Items from a dataset
═══

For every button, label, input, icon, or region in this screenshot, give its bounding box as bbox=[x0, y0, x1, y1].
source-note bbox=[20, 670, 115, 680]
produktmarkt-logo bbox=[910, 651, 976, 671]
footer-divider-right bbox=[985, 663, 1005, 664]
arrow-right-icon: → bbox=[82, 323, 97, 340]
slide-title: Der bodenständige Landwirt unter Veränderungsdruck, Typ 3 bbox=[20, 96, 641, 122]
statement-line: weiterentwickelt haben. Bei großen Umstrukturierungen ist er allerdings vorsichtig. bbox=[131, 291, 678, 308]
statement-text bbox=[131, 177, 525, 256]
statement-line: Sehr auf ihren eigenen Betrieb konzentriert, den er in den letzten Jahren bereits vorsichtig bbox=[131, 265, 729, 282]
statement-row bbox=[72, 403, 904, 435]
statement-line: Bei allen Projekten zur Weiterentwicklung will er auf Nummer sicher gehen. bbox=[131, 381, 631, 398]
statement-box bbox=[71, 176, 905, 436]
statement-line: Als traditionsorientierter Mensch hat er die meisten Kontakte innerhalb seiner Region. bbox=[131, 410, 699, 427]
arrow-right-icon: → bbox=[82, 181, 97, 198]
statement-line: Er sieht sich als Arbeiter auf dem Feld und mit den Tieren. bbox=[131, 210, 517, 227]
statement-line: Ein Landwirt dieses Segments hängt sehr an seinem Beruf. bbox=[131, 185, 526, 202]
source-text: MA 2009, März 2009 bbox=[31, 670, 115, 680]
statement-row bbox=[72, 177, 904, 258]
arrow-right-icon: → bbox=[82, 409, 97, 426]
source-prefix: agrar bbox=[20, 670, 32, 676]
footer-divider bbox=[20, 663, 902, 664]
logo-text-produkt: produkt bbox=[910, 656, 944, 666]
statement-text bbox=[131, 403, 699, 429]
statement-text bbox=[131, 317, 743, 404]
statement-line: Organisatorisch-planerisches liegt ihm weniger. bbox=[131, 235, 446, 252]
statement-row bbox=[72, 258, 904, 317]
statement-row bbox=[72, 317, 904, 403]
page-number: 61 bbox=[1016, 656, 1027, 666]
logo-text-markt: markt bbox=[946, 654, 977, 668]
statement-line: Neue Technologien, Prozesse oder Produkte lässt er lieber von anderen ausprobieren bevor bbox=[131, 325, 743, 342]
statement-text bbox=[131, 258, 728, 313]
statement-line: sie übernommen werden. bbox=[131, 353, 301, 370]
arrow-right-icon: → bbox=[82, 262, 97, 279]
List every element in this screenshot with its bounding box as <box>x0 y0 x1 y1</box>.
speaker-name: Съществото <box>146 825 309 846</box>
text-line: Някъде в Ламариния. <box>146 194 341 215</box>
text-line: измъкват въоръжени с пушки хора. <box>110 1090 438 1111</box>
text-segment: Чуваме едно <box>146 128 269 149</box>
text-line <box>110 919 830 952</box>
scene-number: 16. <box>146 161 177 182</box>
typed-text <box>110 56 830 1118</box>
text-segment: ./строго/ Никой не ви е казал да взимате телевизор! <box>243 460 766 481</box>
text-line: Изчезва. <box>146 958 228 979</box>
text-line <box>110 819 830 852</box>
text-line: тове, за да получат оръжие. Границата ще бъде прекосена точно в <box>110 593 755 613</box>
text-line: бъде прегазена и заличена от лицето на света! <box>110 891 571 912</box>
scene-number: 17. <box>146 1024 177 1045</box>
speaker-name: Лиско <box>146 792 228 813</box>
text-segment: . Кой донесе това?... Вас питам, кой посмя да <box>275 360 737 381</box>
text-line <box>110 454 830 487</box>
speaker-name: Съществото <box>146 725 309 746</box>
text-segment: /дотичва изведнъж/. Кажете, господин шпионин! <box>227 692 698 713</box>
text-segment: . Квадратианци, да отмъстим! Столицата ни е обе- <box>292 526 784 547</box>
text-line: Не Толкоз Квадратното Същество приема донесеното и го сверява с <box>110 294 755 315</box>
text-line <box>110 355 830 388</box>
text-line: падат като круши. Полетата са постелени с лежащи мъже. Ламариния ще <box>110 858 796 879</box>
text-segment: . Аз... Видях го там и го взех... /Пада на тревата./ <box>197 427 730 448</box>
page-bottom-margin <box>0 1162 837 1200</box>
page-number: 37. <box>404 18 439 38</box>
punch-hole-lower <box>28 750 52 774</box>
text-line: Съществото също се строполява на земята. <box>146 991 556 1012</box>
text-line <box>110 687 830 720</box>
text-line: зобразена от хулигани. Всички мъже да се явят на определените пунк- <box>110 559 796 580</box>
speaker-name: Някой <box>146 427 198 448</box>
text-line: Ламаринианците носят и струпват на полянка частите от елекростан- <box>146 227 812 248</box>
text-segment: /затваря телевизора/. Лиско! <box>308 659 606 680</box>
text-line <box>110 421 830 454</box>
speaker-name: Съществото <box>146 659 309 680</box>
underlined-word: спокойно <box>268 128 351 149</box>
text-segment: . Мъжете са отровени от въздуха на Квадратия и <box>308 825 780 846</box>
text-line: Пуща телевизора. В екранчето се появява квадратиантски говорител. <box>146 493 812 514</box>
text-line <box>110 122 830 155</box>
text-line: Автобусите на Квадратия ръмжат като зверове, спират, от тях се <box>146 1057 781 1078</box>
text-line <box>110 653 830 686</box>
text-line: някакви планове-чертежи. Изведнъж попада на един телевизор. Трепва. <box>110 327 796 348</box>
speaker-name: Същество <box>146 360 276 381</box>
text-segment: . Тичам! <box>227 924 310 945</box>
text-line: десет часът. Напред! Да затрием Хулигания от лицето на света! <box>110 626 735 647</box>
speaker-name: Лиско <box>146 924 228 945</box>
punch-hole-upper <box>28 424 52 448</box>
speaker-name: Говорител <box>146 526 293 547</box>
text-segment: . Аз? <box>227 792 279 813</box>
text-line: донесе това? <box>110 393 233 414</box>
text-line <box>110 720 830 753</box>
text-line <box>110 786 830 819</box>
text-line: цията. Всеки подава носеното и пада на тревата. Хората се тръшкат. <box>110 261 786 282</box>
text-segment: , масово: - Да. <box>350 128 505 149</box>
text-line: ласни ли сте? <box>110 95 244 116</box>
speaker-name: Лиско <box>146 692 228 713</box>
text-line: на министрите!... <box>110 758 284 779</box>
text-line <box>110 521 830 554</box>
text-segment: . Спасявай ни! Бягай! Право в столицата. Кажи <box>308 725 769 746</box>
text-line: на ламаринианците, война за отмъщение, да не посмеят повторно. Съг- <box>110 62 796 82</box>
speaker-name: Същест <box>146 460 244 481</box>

═══

**Task objective:**
Reproduce every line of the records above word for word, without changing anything.

**Response to the exercise:**
For every button, label, input, icon, or region in this screenshot, give its bounding box as bbox=[x0, y0, x1, y1].
source-note bbox=[20, 670, 115, 680]
produktmarkt-logo bbox=[910, 651, 976, 671]
footer-divider-right bbox=[985, 663, 1005, 664]
arrow-right-icon: → bbox=[82, 323, 97, 340]
slide-title: Der bodenständige Landwirt unter Veränderungsdruck, Typ 3 bbox=[20, 96, 641, 122]
statement-line: weiterentwickelt haben. Bei großen Umstrukturierungen ist er allerdings vorsichtig. bbox=[131, 291, 678, 308]
statement-text bbox=[131, 177, 525, 256]
statement-line: Sehr auf ihren eigenen Betrieb konzentriert, den er in den letzten Jahren bereits vorsichtig bbox=[131, 265, 729, 282]
statement-row bbox=[72, 403, 904, 435]
statement-line: Bei allen Projekten zur Weiterentwicklung will er auf Nummer sicher gehen. bbox=[131, 381, 631, 398]
statement-box bbox=[71, 176, 905, 436]
statement-line: Als traditionsorientierter Mensch hat er die meisten Kontakte innerhalb seiner Region. bbox=[131, 410, 699, 427]
arrow-right-icon: → bbox=[82, 181, 97, 198]
statement-line: Er sieht sich als Arbeiter auf dem Feld und mit den Tieren. bbox=[131, 210, 517, 227]
statement-line: Ein Landwirt dieses Segments hängt sehr an seinem Beruf. bbox=[131, 185, 526, 202]
source-text: MA 2009, März 2009 bbox=[31, 670, 115, 680]
statement-row bbox=[72, 177, 904, 258]
arrow-right-icon: → bbox=[82, 409, 97, 426]
source-prefix: agrar bbox=[20, 670, 32, 676]
footer-divider bbox=[20, 663, 902, 664]
logo-text-produkt: produkt bbox=[910, 656, 944, 666]
statement-text bbox=[131, 403, 699, 429]
statement-text bbox=[131, 317, 743, 404]
statement-line: Organisatorisch-planerisches liegt ihm weniger. bbox=[131, 235, 446, 252]
statement-row bbox=[72, 258, 904, 317]
statement-row bbox=[72, 317, 904, 403]
page-number: 61 bbox=[1016, 656, 1027, 666]
logo-text-markt: markt bbox=[946, 654, 977, 668]
statement-line: Neue Technologien, Prozesse oder Produkte lässt er lieber von anderen ausprobieren bevor bbox=[131, 325, 743, 342]
statement-text bbox=[131, 258, 728, 313]
statement-line: sie übernommen werden. bbox=[131, 353, 301, 370]
arrow-right-icon: → bbox=[82, 262, 97, 279]
List every element in this screenshot with its bounding box as <box>x0 y0 x1 y1</box>.
speaker-name: Съществото <box>146 825 309 846</box>
text-line: Някъде в Ламариния. <box>146 194 341 215</box>
text-line: измъкват въоръжени с пушки хора. <box>110 1090 438 1111</box>
text-segment: Чуваме едно <box>146 128 269 149</box>
text-line <box>110 919 830 952</box>
scene-number: 16. <box>146 161 177 182</box>
typed-text <box>110 56 830 1118</box>
text-segment: ./строго/ Никой не ви е казал да взимате телевизор! <box>243 460 766 481</box>
text-line: Изчезва. <box>146 958 228 979</box>
text-line <box>110 819 830 852</box>
text-line: тове, за да получат оръжие. Границата ще бъде прекосена точно в <box>110 593 755 613</box>
text-line: бъде прегазена и заличена от лицето на света! <box>110 891 571 912</box>
scene-number: 17. <box>146 1024 177 1045</box>
speaker-name: Лиско <box>146 792 228 813</box>
text-segment: . Кой донесе това?... Вас питам, кой посмя да <box>275 360 737 381</box>
text-line <box>110 454 830 487</box>
speaker-name: Съществото <box>146 725 309 746</box>
text-segment: /дотичва изведнъж/. Кажете, господин шпионин! <box>227 692 698 713</box>
text-segment: . Квадратианци, да отмъстим! Столицата ни е обе- <box>292 526 784 547</box>
text-line: Не Толкоз Квадратното Същество приема донесеното и го сверява с <box>110 294 755 315</box>
text-line <box>110 355 830 388</box>
text-line: падат като круши. Полетата са постелени с лежащи мъже. Ламариния ще <box>110 858 796 879</box>
text-segment: . Аз... Видях го там и го взех... /Пада на тревата./ <box>197 427 730 448</box>
page-bottom-margin <box>0 1162 837 1200</box>
page-number: 37. <box>404 18 439 38</box>
punch-hole-lower <box>28 750 52 774</box>
text-line: Съществото също се строполява на земята. <box>146 991 556 1012</box>
text-line <box>110 687 830 720</box>
text-line: зобразена от хулигани. Всички мъже да се явят на определените пунк- <box>110 559 796 580</box>
speaker-name: Някой <box>146 427 198 448</box>
text-line: Ламаринианците носят и струпват на полянка частите от елекростан- <box>146 227 812 248</box>
text-segment: /затваря телевизора/. Лиско! <box>308 659 606 680</box>
text-line <box>110 421 830 454</box>
speaker-name: Съществото <box>146 659 309 680</box>
underlined-word: спокойно <box>268 128 351 149</box>
text-segment: . Мъжете са отровени от въздуха на Квадратия и <box>308 825 780 846</box>
text-line: Пуща телевизора. В екранчето се появява квадратиантски говорител. <box>146 493 812 514</box>
text-line <box>110 122 830 155</box>
text-line: Автобусите на Квадратия ръмжат като зверове, спират, от тях се <box>146 1057 781 1078</box>
text-line <box>110 653 830 686</box>
text-line: някакви планове-чертежи. Изведнъж попада на един телевизор. Трепва. <box>110 327 796 348</box>
speaker-name: Същество <box>146 360 276 381</box>
text-segment: . Тичам! <box>227 924 310 945</box>
text-line: десет часът. Напред! Да затрием Хулигания от лицето на света! <box>110 626 735 647</box>
speaker-name: Лиско <box>146 924 228 945</box>
punch-hole-upper <box>28 424 52 448</box>
speaker-name: Говорител <box>146 526 293 547</box>
text-segment: . Аз? <box>227 792 279 813</box>
text-line: донесе това? <box>110 393 233 414</box>
text-line <box>110 720 830 753</box>
text-line <box>110 786 830 819</box>
text-line: цията. Всеки подава носеното и пада на тревата. Хората се тръшкат. <box>110 261 786 282</box>
text-segment: , масово: - Да. <box>350 128 505 149</box>
text-line: ласни ли сте? <box>110 95 244 116</box>
speaker-name: Лиско <box>146 692 228 713</box>
text-line: на министрите!... <box>110 758 284 779</box>
text-line <box>110 521 830 554</box>
text-segment: . Спасявай ни! Бягай! Право в столицата. Кажи <box>308 725 769 746</box>
text-line: на ламаринианците, война за отмъщение, да не посмеят повторно. Съг- <box>110 62 796 82</box>
speaker-name: Същест <box>146 460 244 481</box>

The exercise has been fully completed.